Stated problem:
Print the complete set of entries exactly.

Available records:
= = = =
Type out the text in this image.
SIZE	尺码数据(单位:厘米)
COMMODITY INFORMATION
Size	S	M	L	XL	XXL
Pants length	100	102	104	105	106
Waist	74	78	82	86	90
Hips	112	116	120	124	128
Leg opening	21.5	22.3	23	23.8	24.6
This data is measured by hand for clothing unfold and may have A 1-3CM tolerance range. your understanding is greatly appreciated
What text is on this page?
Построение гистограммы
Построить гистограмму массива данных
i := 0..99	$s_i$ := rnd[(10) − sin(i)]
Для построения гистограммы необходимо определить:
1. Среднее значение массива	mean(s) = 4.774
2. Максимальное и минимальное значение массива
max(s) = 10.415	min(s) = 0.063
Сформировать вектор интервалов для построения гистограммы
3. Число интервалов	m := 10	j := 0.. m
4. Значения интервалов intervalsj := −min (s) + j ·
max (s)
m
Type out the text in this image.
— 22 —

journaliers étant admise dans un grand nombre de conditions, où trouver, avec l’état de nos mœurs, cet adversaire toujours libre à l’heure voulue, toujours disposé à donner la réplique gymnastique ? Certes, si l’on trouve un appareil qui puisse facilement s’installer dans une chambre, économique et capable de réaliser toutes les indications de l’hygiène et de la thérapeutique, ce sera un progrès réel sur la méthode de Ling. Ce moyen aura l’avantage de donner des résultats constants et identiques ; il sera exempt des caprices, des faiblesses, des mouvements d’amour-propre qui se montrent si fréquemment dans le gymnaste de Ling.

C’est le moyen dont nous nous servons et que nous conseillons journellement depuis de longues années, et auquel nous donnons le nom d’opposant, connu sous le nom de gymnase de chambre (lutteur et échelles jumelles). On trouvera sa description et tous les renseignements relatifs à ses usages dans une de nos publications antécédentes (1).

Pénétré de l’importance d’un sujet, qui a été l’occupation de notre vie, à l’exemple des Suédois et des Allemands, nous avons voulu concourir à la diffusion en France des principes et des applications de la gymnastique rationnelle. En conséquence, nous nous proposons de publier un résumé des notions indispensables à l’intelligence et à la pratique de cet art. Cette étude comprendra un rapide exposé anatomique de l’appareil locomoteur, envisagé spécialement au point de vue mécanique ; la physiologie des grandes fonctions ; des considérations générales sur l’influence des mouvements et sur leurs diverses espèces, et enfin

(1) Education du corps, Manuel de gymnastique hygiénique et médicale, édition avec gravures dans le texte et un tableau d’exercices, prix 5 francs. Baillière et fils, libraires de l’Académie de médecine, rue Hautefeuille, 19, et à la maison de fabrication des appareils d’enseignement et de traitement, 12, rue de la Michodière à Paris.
= = = =
Answer to this problem:
Type out the text in this image.
SIZE	尺码数据(单位:厘米)
COMMODITY INFORMATION
Size	S	M	L	XL	XXL
Pants length	100	102	104	105	106
Waist	74	78	82	86	90
Hips	112	116	120	124	128
Leg opening	21.5	22.3	23	23.8	24.6
This data is measured by hand for clothing unfold and may have A 1-3CM tolerance range. your understanding is greatly appreciated
What text is on this page?
Построение гистограммы
Построить гистограмму массива данных
i := 0..99	$s_i$ := rnd[(10) − sin(i)]
Для построения гистограммы необходимо определить:
1. Среднее значение массива	mean(s) = 4.774
2. Максимальное и минимальное значение массива
max(s) = 10.415	min(s) = 0.063
Сформировать вектор интервалов для построения гистограммы
3. Число интервалов	m := 10	j := 0.. m
4. Значения интервалов intervalsj := −min (s) + j ·
max (s)
m
Type out the text in this image.
— 22 —

journaliers étant admise dans un grand nombre de conditions, où trouver, avec l’état de nos mœurs, cet adversaire toujours libre à l’heure voulue, toujours disposé à donner la réplique gymnastique ? Certes, si l’on trouve un appareil qui puisse facilement s’installer dans une chambre, économique et capable de réaliser toutes les indications de l’hygiène et de la thérapeutique, ce sera un progrès réel sur la méthode de Ling. Ce moyen aura l’avantage de donner des résultats constants et identiques ; il sera exempt des caprices, des faiblesses, des mouvements d’amour-propre qui se montrent si fréquemment dans le gymnaste de Ling.

C’est le moyen dont nous nous servons et que nous conseillons journellement depuis de longues années, et auquel nous donnons le nom d’opposant, connu sous le nom de gymnase de chambre (lutteur et échelles jumelles). On trouvera sa description et tous les renseignements relatifs à ses usages dans une de nos publications antécédentes (1).

Pénétré de l’importance d’un sujet, qui a été l’occupation de notre vie, à l’exemple des Suédois et des Allemands, nous avons voulu concourir à la diffusion en France des principes et des applications de la gymnastique rationnelle. En conséquence, nous nous proposons de publier un résumé des notions indispensables à l’intelligence et à la pratique de cet art. Cette étude comprendra un rapide exposé anatomique de l’appareil locomoteur, envisagé spécialement au point de vue mécanique ; la physiologie des grandes fonctions ; des considérations générales sur l’influence des mouvements et sur leurs diverses espèces, et enfin

(1) Education du corps, Manuel de gymnastique hygiénique et médicale, édition avec gravures dans le texte et un tableau d’exercices, prix 5 francs. Baillière et fils, libraires de l’Académie de médecine, rue Hautefeuille, 19, et à la maison de fabrication des appareils d’enseignement et de traitement, 12, rue de la Michodière à Paris.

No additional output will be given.